• Records supplied:
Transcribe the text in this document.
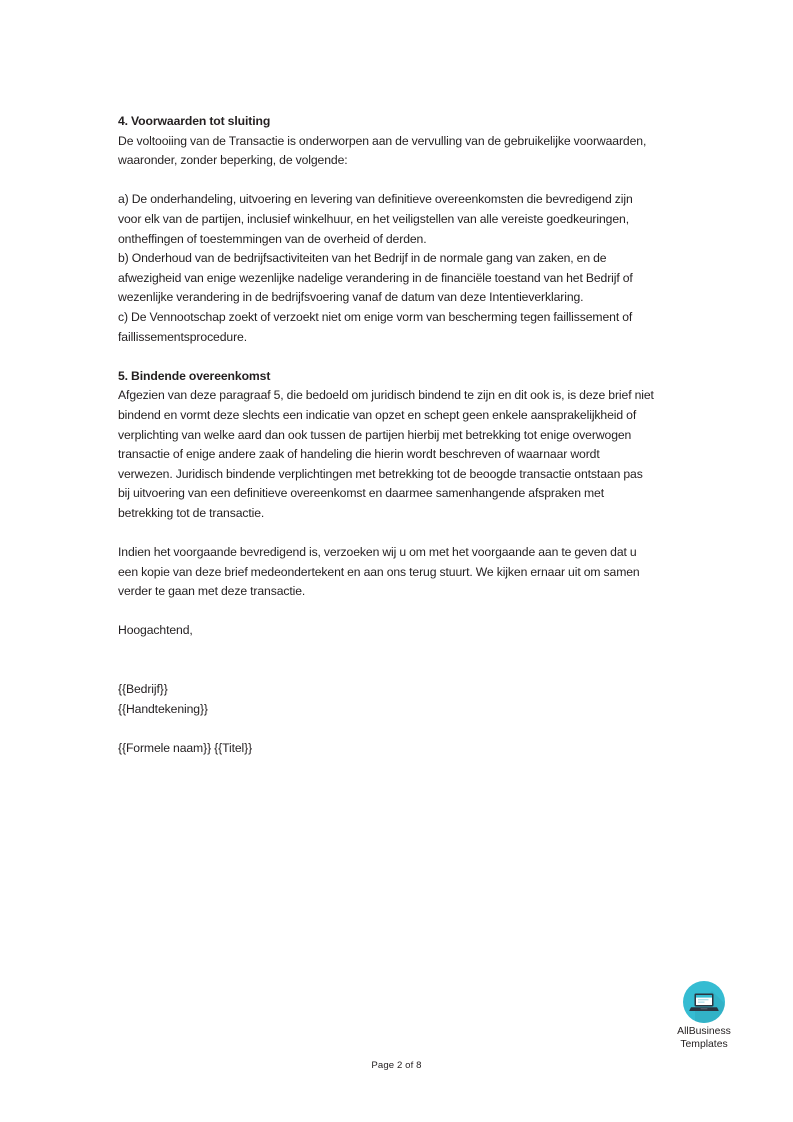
4. Voorwaarden tot sluiting
De voltooiing van de Transactie is onderworpen aan de vervulling van de gebruikelijke voorwaarden,
waaronder, zonder beperking, de volgende:
a) De onderhandeling, uitvoering en levering van definitieve overeenkomsten die bevredigend zijn
voor elk van de partijen, inclusief winkelhuur, en het veiligstellen van alle vereiste goedkeuringen,
ontheffingen of toestemmingen van de overheid of derden.
b) Onderhoud van de bedrijfsactiviteiten van het Bedrijf in de normale gang van zaken, en de
afwezigheid van enige wezenlijke nadelige verandering in de financiële toestand van het Bedrijf of
wezenlijke verandering in de bedrijfsvoering vanaf de datum van deze Intentieverklaring.
c) De Vennootschap zoekt of verzoekt niet om enige vorm van bescherming tegen faillissement of
faillissementsprocedure.
5. Bindende overeenkomst
Afgezien van deze paragraaf 5, die bedoeld om juridisch bindend te zijn en dit ook is, is deze brief niet
bindend en vormt deze slechts een indicatie van opzet en schept geen enkele aansprakelijkheid of
verplichting van welke aard dan ook tussen de partijen hierbij met betrekking tot enige overwogen
transactie of enige andere zaak of handeling die hierin wordt beschreven of waarnaar wordt
verwezen. Juridisch bindende verplichtingen met betrekking tot de beoogde transactie ontstaan pas
bij uitvoering van een definitieve overeenkomst en daarmee samenhangende afspraken met
betrekking tot de transactie.
Indien het voorgaande bevredigend is, verzoeken wij u om met het voorgaande aan te geven dat u
een kopie van deze brief medeondertekent en aan ons terug stuurt. We kijken ernaar uit om samen
verder te gaan met deze transactie.
Hoogachtend,
{{Bedrijf}}
{{Handtekening}}
{{Formele naam}} {{Titel}}
AllBusiness
Templates
Page 2 of 8
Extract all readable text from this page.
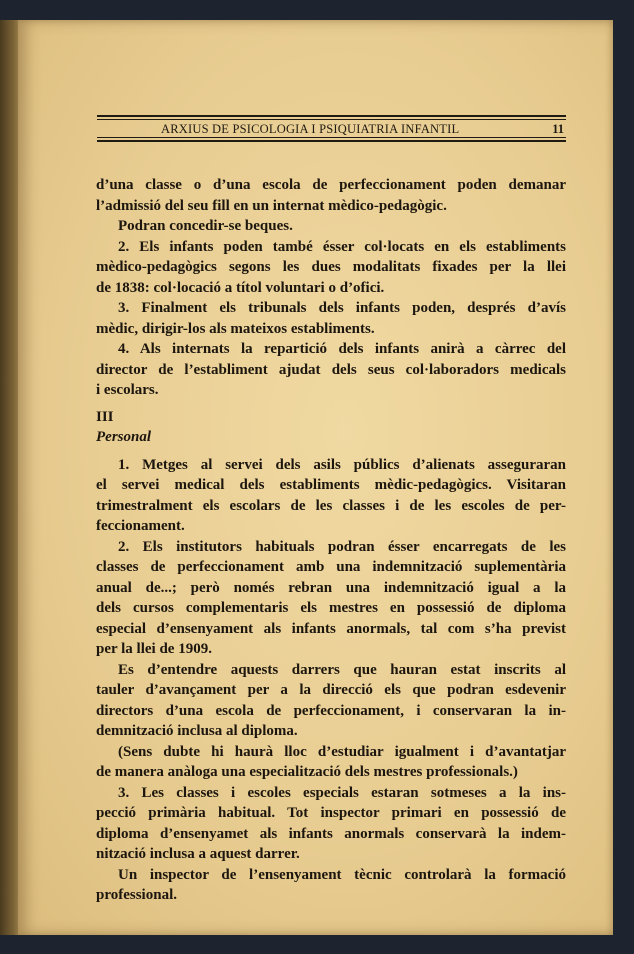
ARXIUS DE PSICOLOGIA I PSIQUIATRIA INFANTIL	11

d’una classe o d’una escola de perfeccionament poden demanar

l’admissió del seu fill en un internat mèdico-pedagògic.

Podran concedir-se beques.

2. Els infants poden també ésser col·locats en els establiments

mèdico-pedagògics segons les dues modalitats fixades per la llei

de 1838: col·locació a títol voluntari o d’ofici.

3. Finalment els tribunals dels infants poden, després d’avís

mèdic, dirigir-los als mateixos establiments.

4. Als internats la repartició dels infants anirà a càrrec del

director de l’establiment ajudat dels seus col·laboradors medicals

i escolars.

III

Personal

1. Metges al servei dels asils públics d’alienats asseguraran

el servei medical dels establiments mèdic-pedagògics. Visitaran

trimestralment els escolars de les classes i de les escoles de per-

feccionament.

2. Els institutors habituals podran ésser encarregats de les

classes de perfeccionament amb una indemnització suplementària

anual de...; però només rebran una indemnització igual a la

dels cursos complementaris els mestres en possessió de diploma

especial d’ensenyament als infants anormals, tal com s’ha previst

per la llei de 1909.

Es d’entendre aquests darrers que hauran estat inscrits al

tauler d’avançament per a la direcció els que podran esdevenir

directors d’una escola de perfeccionament, i conservaran la in-

demnització inclusa al diploma.

(Sens dubte hi haurà lloc d’estudiar igualment i d’avantatjar

de manera anàloga una especialització dels mestres professionals.)

3. Les classes i escoles especials estaran sotmeses a la ins-

pecció primària habitual. Tot inspector primari en possessió de

diploma d’ensenyamet als infants anormals conservarà la indem-

nització inclusa a aquest darrer.

Un inspector de l’ensenyament tècnic controlarà la formació

professional.
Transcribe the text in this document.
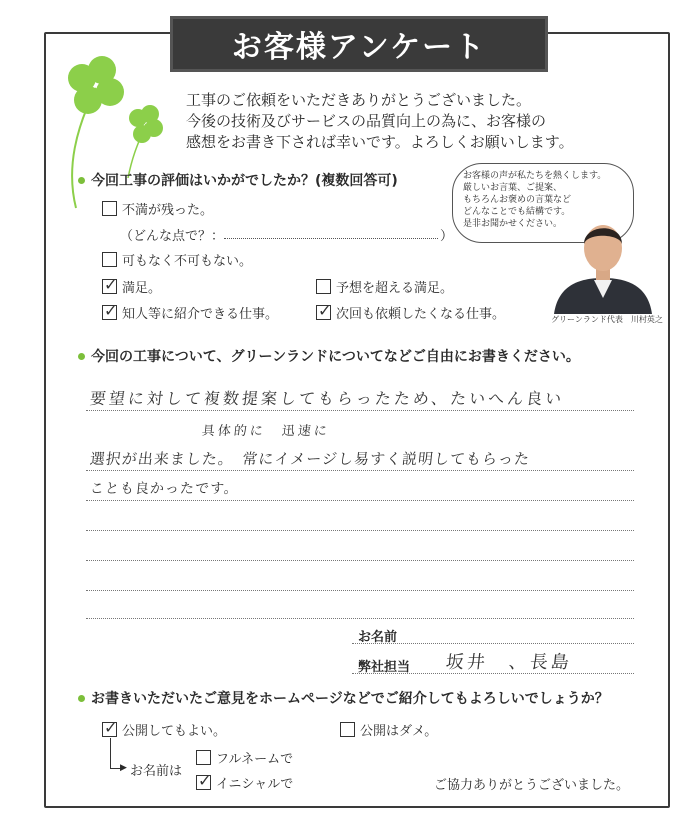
お客様アンケート
工事のご依頼をいただきありがとうございました。
今後の技術及びサービスの品質向上の為に、お客様の
感想をお書き下されば幸いです。よろしくお願いします。
今回工事の評価はいかがでしたか？(複数回答可)
不満が残った。
（どんな点で？：	）
可もなく不可もない。
✓
満足。	予想を超える満足。
✓
知人等に紹介できる仕事。
✓	次回も依頼したくなる仕事。
お客様の声が私たちを熱くします。
厳しいお言葉、ご提案、
もちろんお褒めの言葉など
どんなことでも結構です。
是非お聞かせください。
グリーンランド代表　川村英之
今回の工事について、グリーンランドについてなどご自由にお書きください。
要望に対して複数提案してもらったため、たいへん良い
具体的に　迅速に
選択が出来ました。　常にイメージし易すく説明してもらった
ことも良かったです。
お名前
弊社担当 坂井　、長島
お書きいただいたご意見をホームページなどでご紹介してもよろしいでしょうか？
✓
公開してもよい。	公開はダメ。
▶ お名前は
フルネームで
✓
イニシャルで	ご協力ありがとうございました。
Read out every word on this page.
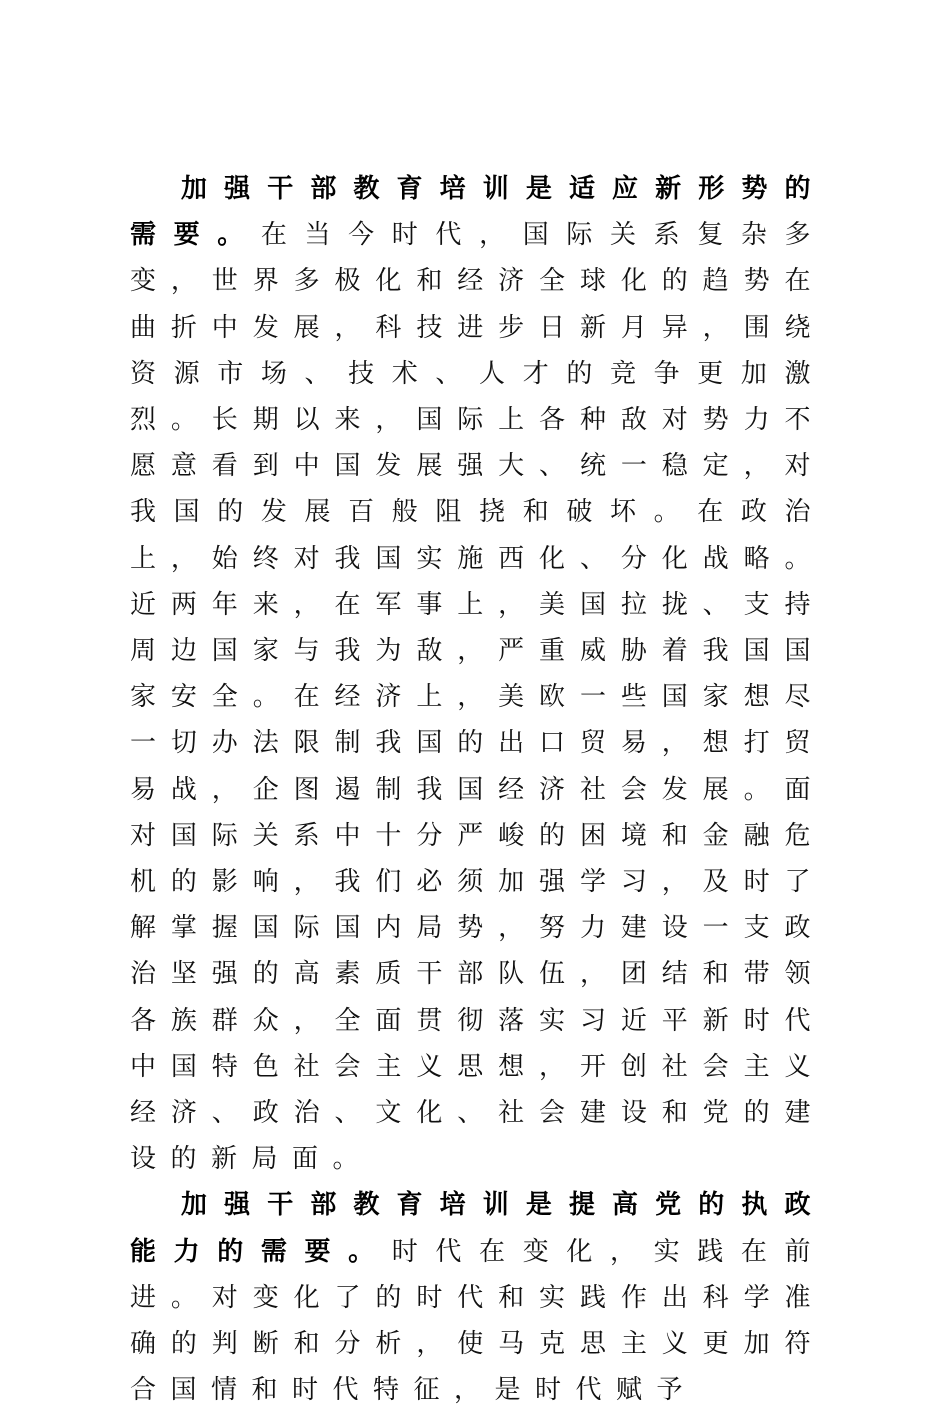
加强干部教育培训是适应新形势的需要。在当今时代，国际关系复杂多变，世界多极化和经济全球化的趋势在曲折中发展，科技进步日新月异，围绕资源市场、技术、人才的竞争更加激烈。长期以来，国际上各种敌对势力不愿意看到中国发展强大、统一稳定，对我国的发展百般阻挠和破坏。在政治上，始终对我国实施西化、分化战略。近两年来，在军事上，美国拉拢、支持周边国家与我为敌，严重威胁着我国国家安全。在经济上，美欧一些国家想尽一切办法限制我国的出口贸易，想打贸易战，企图遏制我国经济社会发展。面对国际关系中十分严峻的困境和金融危机的影响，我们必须加强学习，及时了解掌握国际国内局势，努力建设一支政治坚强的高素质干部队伍，团结和带领各族群众，全面贯彻落实习近平新时代中国特色社会主义思想，开创社会主义经济、政治、文化、社会建设和党的建设的新局面。

加强干部教育培训是提高党的执政能力的需要。时代在变化，实践在前进。对变化了的时代和实践作出科学准确的判断和分析，使马克思主义更加符合国情和时代特征，是时代赋予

• Work to complete:
Leave the pictures out, and print every line of the listing exactly as written.

• Task output:
Transcribe the text in this document.
4. Voorwaarden tot sluiting
De voltooiing van de Transactie is onderworpen aan de vervulling van de gebruikelijke voorwaarden,
waaronder, zonder beperking, de volgende:
a) De onderhandeling, uitvoering en levering van definitieve overeenkomsten die bevredigend zijn
voor elk van de partijen, inclusief winkelhuur, en het veiligstellen van alle vereiste goedkeuringen,
ontheffingen of toestemmingen van de overheid of derden.
b) Onderhoud van de bedrijfsactiviteiten van het Bedrijf in de normale gang van zaken, en de
afwezigheid van enige wezenlijke nadelige verandering in de financiële toestand van het Bedrijf of
wezenlijke verandering in de bedrijfsvoering vanaf de datum van deze Intentieverklaring.
c) De Vennootschap zoekt of verzoekt niet om enige vorm van bescherming tegen faillissement of
faillissementsprocedure.
5. Bindende overeenkomst
Afgezien van deze paragraaf 5, die bedoeld om juridisch bindend te zijn en dit ook is, is deze brief niet
bindend en vormt deze slechts een indicatie van opzet en schept geen enkele aansprakelijkheid of
verplichting van welke aard dan ook tussen de partijen hierbij met betrekking tot enige overwogen
transactie of enige andere zaak of handeling die hierin wordt beschreven of waarnaar wordt
verwezen. Juridisch bindende verplichtingen met betrekking tot de beoogde transactie ontstaan pas
bij uitvoering van een definitieve overeenkomst en daarmee samenhangende afspraken met
betrekking tot de transactie.
Indien het voorgaande bevredigend is, verzoeken wij u om met het voorgaande aan te geven dat u
een kopie van deze brief medeondertekent en aan ons terug stuurt. We kijken ernaar uit om samen
verder te gaan met deze transactie.
Hoogachtend,
{{Bedrijf}}
{{Handtekening}}
{{Formele naam}} {{Titel}}
AllBusiness
Templates
Page 2 of 8
Extract all readable text from this page.
ARXIUS DE PSICOLOGIA I PSIQUIATRIA INFANTIL	11

d’una classe o d’una escola de perfeccionament poden demanar

l’admissió del seu fill en un internat mèdico-pedagògic.

Podran concedir-se beques.

2. Els infants poden també ésser col·locats en els establiments

mèdico-pedagògics segons les dues modalitats fixades per la llei

de 1838: col·locació a títol voluntari o d’ofici.

3. Finalment els tribunals dels infants poden, després d’avís

mèdic, dirigir-los als mateixos establiments.

4. Als internats la repartició dels infants anirà a càrrec del

director de l’establiment ajudat dels seus col·laboradors medicals

i escolars.

III

Personal

1. Metges al servei dels asils públics d’alienats asseguraran

el servei medical dels establiments mèdic-pedagògics. Visitaran

trimestralment els escolars de les classes i de les escoles de per-

feccionament.

2. Els institutors habituals podran ésser encarregats de les

classes de perfeccionament amb una indemnització suplementària

anual de...; però només rebran una indemnització igual a la

dels cursos complementaris els mestres en possessió de diploma

especial d’ensenyament als infants anormals, tal com s’ha previst

per la llei de 1909.

Es d’entendre aquests darrers que hauran estat inscrits al

tauler d’avançament per a la direcció els que podran esdevenir

directors d’una escola de perfeccionament, i conservaran la in-

demnització inclusa al diploma.

(Sens dubte hi haurà lloc d’estudiar igualment i d’avantatjar

de manera anàloga una especialització dels mestres professionals.)

3. Les classes i escoles especials estaran sotmeses a la ins-

pecció primària habitual. Tot inspector primari en possessió de

diploma d’ensenyamet als infants anormals conservarà la indem-

nització inclusa a aquest darrer.

Un inspector de l’ensenyament tècnic controlarà la formació

professional.
Transcribe the text in this document.
お客様アンケート
工事のご依頼をいただきありがとうございました。
今後の技術及びサービスの品質向上の為に、お客様の
感想をお書き下されば幸いです。よろしくお願いします。
今回工事の評価はいかがでしたか？(複数回答可)
不満が残った。
（どんな点で？：	）
可もなく不可もない。
✓
満足。	予想を超える満足。
✓
知人等に紹介できる仕事。
✓	次回も依頼したくなる仕事。
お客様の声が私たちを熱くします。
厳しいお言葉、ご提案、
もちろんお褒めの言葉など
どんなことでも結構です。
是非お聞かせください。
グリーンランド代表　川村英之
今回の工事について、グリーンランドについてなどご自由にお書きください。
要望に対して複数提案してもらったため、たいへん良い
具体的に　迅速に
選択が出来ました。　常にイメージし易すく説明してもらった
ことも良かったです。
お名前
弊社担当 坂井　、長島
お書きいただいたご意見をホームページなどでご紹介してもよろしいでしょうか？
✓
公開してもよい。	公開はダメ。
▶ お名前は
フルネームで
✓
イニシャルで	ご協力ありがとうございました。
Read out every word on this page.
加强干部教育培训是适应新形势的需要。在当今时代，国际关系复杂多变，世界多极化和经济全球化的趋势在曲折中发展，科技进步日新月异，围绕资源市场、技术、人才的竞争更加激烈。长期以来，国际上各种敌对势力不愿意看到中国发展强大、统一稳定，对我国的发展百般阻挠和破坏。在政治上，始终对我国实施西化、分化战略。近两年来，在军事上，美国拉拢、支持周边国家与我为敌，严重威胁着我国国家安全。在经济上，美欧一些国家想尽一切办法限制我国的出口贸易，想打贸易战，企图遏制我国经济社会发展。面对国际关系中十分严峻的困境和金融危机的影响，我们必须加强学习，及时了解掌握国际国内局势，努力建设一支政治坚强的高素质干部队伍，团结和带领各族群众，全面贯彻落实习近平新时代中国特色社会主义思想，开创社会主义经济、政治、文化、社会建设和党的建设的新局面。

加强干部教育培训是提高党的执政能力的需要。时代在变化，实践在前进。对变化了的时代和实践作出科学准确的判断和分析，使马克思主义更加符合国情和时代特征，是时代赋予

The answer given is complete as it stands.